=== Exercise passage ===
*-*-*
Our Hutterite friends and neighbors are always driving togetherness, which I think is a symptom of their faith.
Now, let's talk about the politicians because I think it was Monday.
Aaron O'Toole had sort of two chances to come out and support the convoy, which I mean, it should not be a controversial thing for a conservative politician to say, I'm against government coercion, but it was difficult for him.
He had a press conference, I guess it was earlier in the day, that was just a mess.
It was a Trudeau-style thing where he didn't answer a single question and then got frustrated when people noticed he wasn't answering questions.
And then later on in the day with Evan Solomon, you could see Evan Solomon's visible frustration with the whole thing because he kept asking, do you support the truckers?
And even then, his tacit support, Aaron O'Toole's tacit support, you still couldn't see sort of where he fell down on the issue.
But his MPs, I think, are breaking ranks now.
Yeah, O'Toole's been ridiculously spineless.
And I mean, that's what cost him the federal election.
I won't make any bones about it.
He's got a spine of jelly.
He backed down on the carbon tax.
He backed down on the firearms promises.
And now he won't make a stand on this.
Guys, if we want Trudeau, we'll vote for Trudeau.
*-*-*
=== Given entries ===
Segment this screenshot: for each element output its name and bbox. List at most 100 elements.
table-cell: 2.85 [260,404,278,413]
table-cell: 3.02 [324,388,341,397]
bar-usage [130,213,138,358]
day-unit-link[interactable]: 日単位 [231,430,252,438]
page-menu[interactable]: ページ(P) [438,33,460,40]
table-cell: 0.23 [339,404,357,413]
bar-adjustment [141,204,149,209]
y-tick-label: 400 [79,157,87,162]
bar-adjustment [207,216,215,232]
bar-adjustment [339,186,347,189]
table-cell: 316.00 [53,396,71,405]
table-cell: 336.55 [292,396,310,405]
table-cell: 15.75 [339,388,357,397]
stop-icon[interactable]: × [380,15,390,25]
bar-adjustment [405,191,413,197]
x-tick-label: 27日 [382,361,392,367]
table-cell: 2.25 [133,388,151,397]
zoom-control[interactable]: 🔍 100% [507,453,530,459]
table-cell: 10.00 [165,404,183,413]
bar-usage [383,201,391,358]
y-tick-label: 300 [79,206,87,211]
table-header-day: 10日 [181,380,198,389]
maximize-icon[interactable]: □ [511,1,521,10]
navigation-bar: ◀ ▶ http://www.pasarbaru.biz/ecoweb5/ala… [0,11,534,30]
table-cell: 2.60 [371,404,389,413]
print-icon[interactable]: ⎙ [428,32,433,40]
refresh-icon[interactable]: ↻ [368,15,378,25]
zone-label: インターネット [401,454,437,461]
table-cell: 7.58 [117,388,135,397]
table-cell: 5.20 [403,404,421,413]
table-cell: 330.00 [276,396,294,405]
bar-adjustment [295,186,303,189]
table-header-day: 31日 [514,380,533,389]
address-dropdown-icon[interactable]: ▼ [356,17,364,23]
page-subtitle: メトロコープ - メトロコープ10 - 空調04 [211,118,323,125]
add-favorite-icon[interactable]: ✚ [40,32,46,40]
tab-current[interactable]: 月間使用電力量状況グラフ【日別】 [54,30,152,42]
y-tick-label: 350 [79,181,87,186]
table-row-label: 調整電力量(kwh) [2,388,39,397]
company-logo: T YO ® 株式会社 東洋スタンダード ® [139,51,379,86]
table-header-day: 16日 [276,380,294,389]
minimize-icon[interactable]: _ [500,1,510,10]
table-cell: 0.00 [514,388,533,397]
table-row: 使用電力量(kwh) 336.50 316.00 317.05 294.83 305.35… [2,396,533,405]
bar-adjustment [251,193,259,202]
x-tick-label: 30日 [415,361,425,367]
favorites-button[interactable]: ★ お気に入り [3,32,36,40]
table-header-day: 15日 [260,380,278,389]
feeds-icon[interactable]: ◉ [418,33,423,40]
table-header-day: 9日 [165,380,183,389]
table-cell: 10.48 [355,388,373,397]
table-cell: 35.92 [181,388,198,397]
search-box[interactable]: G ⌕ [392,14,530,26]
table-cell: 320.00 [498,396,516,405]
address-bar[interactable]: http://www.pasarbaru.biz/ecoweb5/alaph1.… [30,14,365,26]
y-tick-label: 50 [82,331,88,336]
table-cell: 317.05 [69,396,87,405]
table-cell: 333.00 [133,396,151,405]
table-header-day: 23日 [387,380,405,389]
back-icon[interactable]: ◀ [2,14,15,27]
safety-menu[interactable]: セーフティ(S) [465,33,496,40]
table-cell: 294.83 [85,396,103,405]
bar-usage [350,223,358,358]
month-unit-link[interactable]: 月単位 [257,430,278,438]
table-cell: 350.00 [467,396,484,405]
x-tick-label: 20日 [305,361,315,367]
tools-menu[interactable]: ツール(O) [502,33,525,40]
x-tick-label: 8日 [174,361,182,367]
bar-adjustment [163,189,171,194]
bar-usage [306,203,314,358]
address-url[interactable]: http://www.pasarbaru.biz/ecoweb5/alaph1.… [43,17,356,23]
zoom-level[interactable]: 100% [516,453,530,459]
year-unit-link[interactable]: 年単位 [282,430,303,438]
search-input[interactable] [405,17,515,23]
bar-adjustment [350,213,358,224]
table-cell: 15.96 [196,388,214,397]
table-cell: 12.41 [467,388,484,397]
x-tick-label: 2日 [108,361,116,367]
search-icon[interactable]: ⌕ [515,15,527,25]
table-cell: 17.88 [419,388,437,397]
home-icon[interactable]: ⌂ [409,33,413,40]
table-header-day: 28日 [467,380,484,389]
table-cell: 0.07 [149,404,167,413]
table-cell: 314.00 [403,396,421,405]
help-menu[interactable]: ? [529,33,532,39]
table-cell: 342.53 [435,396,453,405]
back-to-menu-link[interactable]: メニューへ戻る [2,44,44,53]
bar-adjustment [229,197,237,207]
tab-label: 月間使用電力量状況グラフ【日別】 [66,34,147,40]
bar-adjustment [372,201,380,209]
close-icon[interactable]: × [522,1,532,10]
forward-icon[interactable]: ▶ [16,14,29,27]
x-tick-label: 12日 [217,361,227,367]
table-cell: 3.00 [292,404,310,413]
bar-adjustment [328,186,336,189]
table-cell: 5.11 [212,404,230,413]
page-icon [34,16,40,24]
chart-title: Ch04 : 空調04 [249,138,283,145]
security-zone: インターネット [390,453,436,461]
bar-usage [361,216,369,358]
*-*-*
=== Apply what you read ===
(A) Copy word for word the part of the discussion of O'Toole and the convoy starting with "But his MPs, I" and going on through "vote for Trudeau.".
(B) Take the discussion of O'Toole and the convoy further, picking up after its last line.
The material is separate from the discussion of O'Toole and the convoy.

=== Answers by item number ===
(A)
But his MPs, I think, are breaking ranks now.
Yeah, O'Toole's been ridiculously spineless.
And I mean, that's what cost him the federal election.
I won't make any bones about it.
He's got a spine of jelly.
He backed down on the carbon tax.
He backed down on the firearms promises.
And now he won't make a stand on this.
Guys, if we want Trudeau, we'll vote for Trudeau.

(B)
If you're not presenting anything different, we might as well get the one with better hair.
And it's just absurd.
And he's not helping himself whatsoever.
I mean, nobody's expecting him to be sitting on the hood of one of the trucks waving a flag, but you can at least say, you know, that you understand why these people are concerned and you support their using the right to go out and demonstrate against what they feel are unfair government controls.
You could just say that.
You see, I just did, and he won't do it.
And it's just he's showing himself as weaker and weaker.
And when we see his MPs, such as Paulie Evans from Alberta ones, coming out strongly in support of this, I'm certain would be in defiance of orders from the leader's office.
I suspect that party's having some very strong internal issues over this.
Yeah, especially like Martin Shields, he said he's going to wait in Ottawa for the trucks to show up.
I think he was one of the first ones, Pierre Polyev, likewise.
I think Glenn Motts, too, if I'm not mistaken, came out in support of the truckers.
And this sort of happened in the afternoon in between Aaron O'Toole's catastrophic earlier in the day press conference to his bizarre appearance on Evan Solomon's show in the evening.
And even then, it didn't even seem like this pressure from within his own caucus, it didn't even then push Aaron O'Toole in the right direction.
What's going on there?
I don't know.
I mean, as we saw just in my own riding, Foothills just released a call for a leadership review of O'Toole.
The dissent, I mean, they've got a wishy-washy leader and the time's ticking on the next election.
So I think the unofficial, we know how that works in political parties, the unofficial campaigns and jockeying is already happening behind closed doors.
And now it's not, it'll lead to a point where they're not only going to defy him a little, there's going to be efforts to undercut him from within.
So if he doesn't show some direction and some leadership, we're going to see this party start really imploding again and pushing for a new leader.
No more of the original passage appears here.